Your task is to give the listing below back word for word, pictures excluded.

--- start Data provided ---

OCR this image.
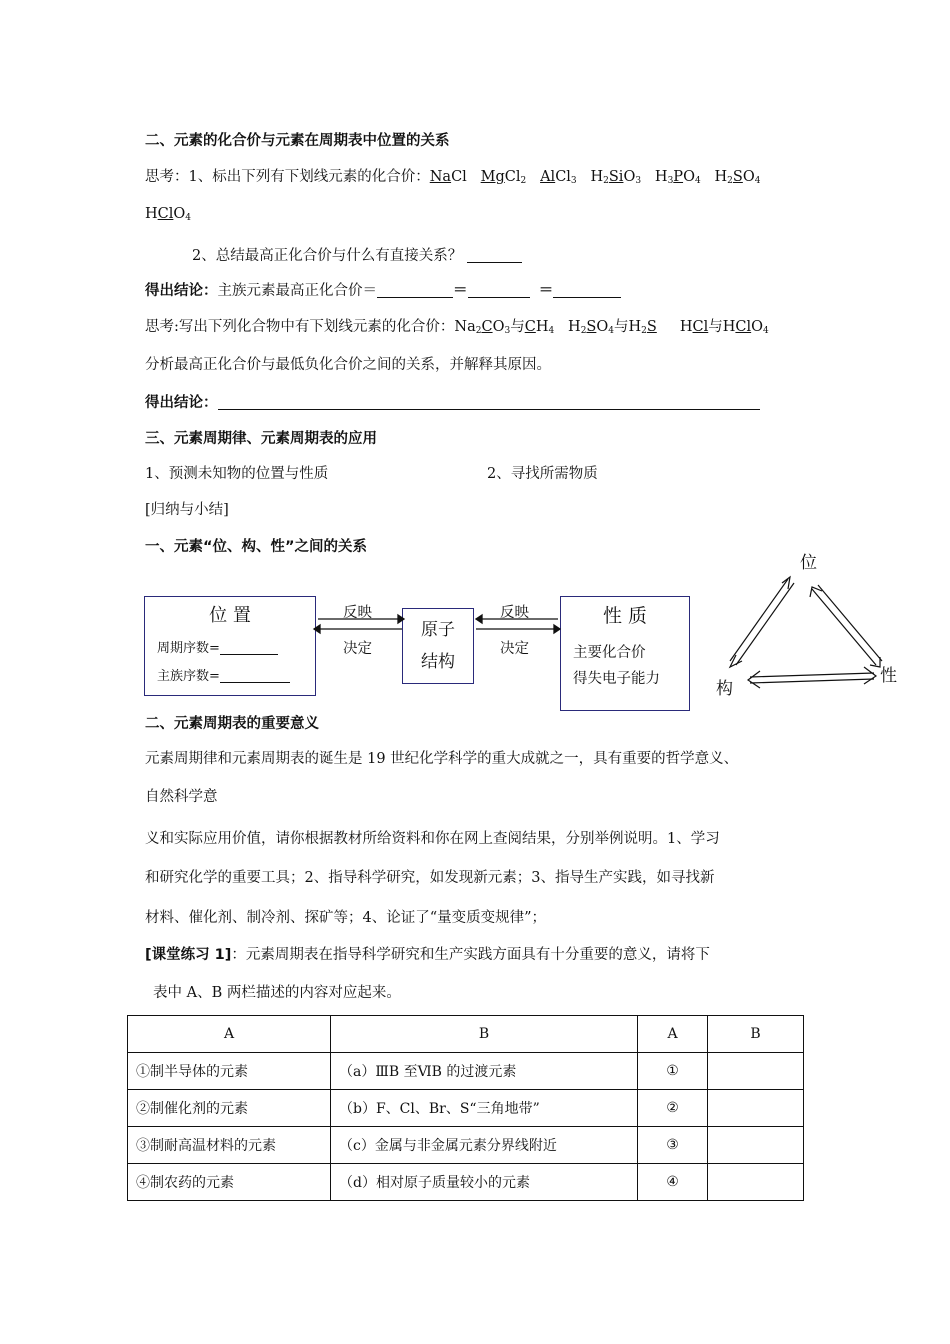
二、元素的化合价与元素在周期表中位置的关系
思考：1、标出下列有下划线元素的化合价：NaCl MgCl$_2$ AlCl$_3$ $H_2SiO_3$ $H_3PO_4$ $H_2SO_4$
HClO$_4$
2、总结最高正化合价与什么有直接关系？
得出结论：主族元素最高正化合价＝	＝	＝
思考:写出下列化合物中有下划线元素的化合价：$Na_2CO_3$与$CH_4$ $H_2SO_4$与$H_2S$ HCl与HClO$_4$
分析最高正化合价与最低负化合价之间的关系，并解释其原因。
得出结论：
三、元素周期律、元素周期表的应用
1、预测未知物的位置与性质	2、寻找所需物质
[归纳与小结]
一、元素“位、构、性”之间的关系
位 置
周期序数=
主族序数=
原子
结构
性 质
主要化合价
得失电子能力
反映
决定
反映
决定
位
构
性
二、元素周期表的重要意义
元素周期律和元素周期表的诞生是 19 世纪化学科学的重大成就之一，具有重要的哲学意义、
自然科学意
义和实际应用价值，请你根据教材所给资料和你在网上查阅结果，分别举例说明。1、学习
和研究化学的重要工具；2、指导科学研究，如发现新元素；3、指导生产实践，如寻找新
材料、催化剂、制冷剂、探矿等；4、论证了“量变质变规律”；
[课堂练习 1]：元素周期表在指导科学研究和生产实践方面具有十分重要的意义，请将下
表中 A、B 两栏描述的内容对应起来。
A	B	A	B
①制半导体的元素	（a）ⅢB 至ⅥB 的过渡元素	①	
②制催化剂的元素	（b）F、Cl、Br、S“三角地带”	②	
③制耐高温材料的元素	（c）金属与非金属元素分界线附近	③	
④制农药的元素	（d）相对原子质量较小的元素	④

--- end Data provided ---

(The answer)
OCR this image.
二、元素的化合价与元素在周期表中位置的关系
思考：1、标出下列有下划线元素的化合价：NaCl MgCl$_2$ AlCl$_3$ $H_2SiO_3$ $H_3PO_4$ $H_2SO_4$
HClO$_4$
2、总结最高正化合价与什么有直接关系？
得出结论：主族元素最高正化合价＝	＝	＝
思考:写出下列化合物中有下划线元素的化合价：$Na_2CO_3$与$CH_4$ $H_2SO_4$与$H_2S$ HCl与HClO$_4$
分析最高正化合价与最低负化合价之间的关系，并解释其原因。
得出结论：
三、元素周期律、元素周期表的应用
1、预测未知物的位置与性质	2、寻找所需物质
[归纳与小结]
一、元素“位、构、性”之间的关系
位 置
周期序数=
主族序数=
原子
结构
性 质
主要化合价
得失电子能力
反映
决定
反映
决定
位
构
性
二、元素周期表的重要意义
元素周期律和元素周期表的诞生是 19 世纪化学科学的重大成就之一，具有重要的哲学意义、
自然科学意
义和实际应用价值，请你根据教材所给资料和你在网上查阅结果，分别举例说明。1、学习
和研究化学的重要工具；2、指导科学研究，如发现新元素；3、指导生产实践，如寻找新
材料、催化剂、制冷剂、探矿等；4、论证了“量变质变规律”；
[课堂练习 1]：元素周期表在指导科学研究和生产实践方面具有十分重要的意义，请将下
表中 A、B 两栏描述的内容对应起来。
A	B	A	B
①制半导体的元素	（a）ⅢB 至ⅥB 的过渡元素	①	
②制催化剂的元素	（b）F、Cl、Br、S“三角地带”	②	
③制耐高温材料的元素	（c）金属与非金属元素分界线附近	③	
④制农药的元素	（d）相对原子质量较小的元素	④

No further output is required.